--- What is asked ---
From the records below, pull each line that has "label".

--- Record set ---
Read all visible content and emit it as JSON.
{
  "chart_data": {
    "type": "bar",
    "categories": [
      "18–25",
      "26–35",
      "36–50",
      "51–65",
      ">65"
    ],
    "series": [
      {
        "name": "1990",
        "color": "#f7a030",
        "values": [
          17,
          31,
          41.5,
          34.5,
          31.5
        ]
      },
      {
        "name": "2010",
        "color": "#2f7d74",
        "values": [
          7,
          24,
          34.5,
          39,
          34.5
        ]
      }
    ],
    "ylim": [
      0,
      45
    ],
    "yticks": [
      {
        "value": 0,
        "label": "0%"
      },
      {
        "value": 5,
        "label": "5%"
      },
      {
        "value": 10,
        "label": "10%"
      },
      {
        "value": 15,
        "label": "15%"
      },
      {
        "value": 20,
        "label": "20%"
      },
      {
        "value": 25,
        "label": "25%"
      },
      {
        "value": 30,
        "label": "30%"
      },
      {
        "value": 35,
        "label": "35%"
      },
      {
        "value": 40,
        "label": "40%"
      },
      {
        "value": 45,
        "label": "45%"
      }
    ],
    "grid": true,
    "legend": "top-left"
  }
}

--- Exercise answer ---
        "label": "0%"
        "label": "5%"
        "label": "10%"
        "label": "15%"
        "label": "20%"
        "label": "25%"
        "label": "30%"
        "label": "35%"
        "label": "40%"
        "label": "45%"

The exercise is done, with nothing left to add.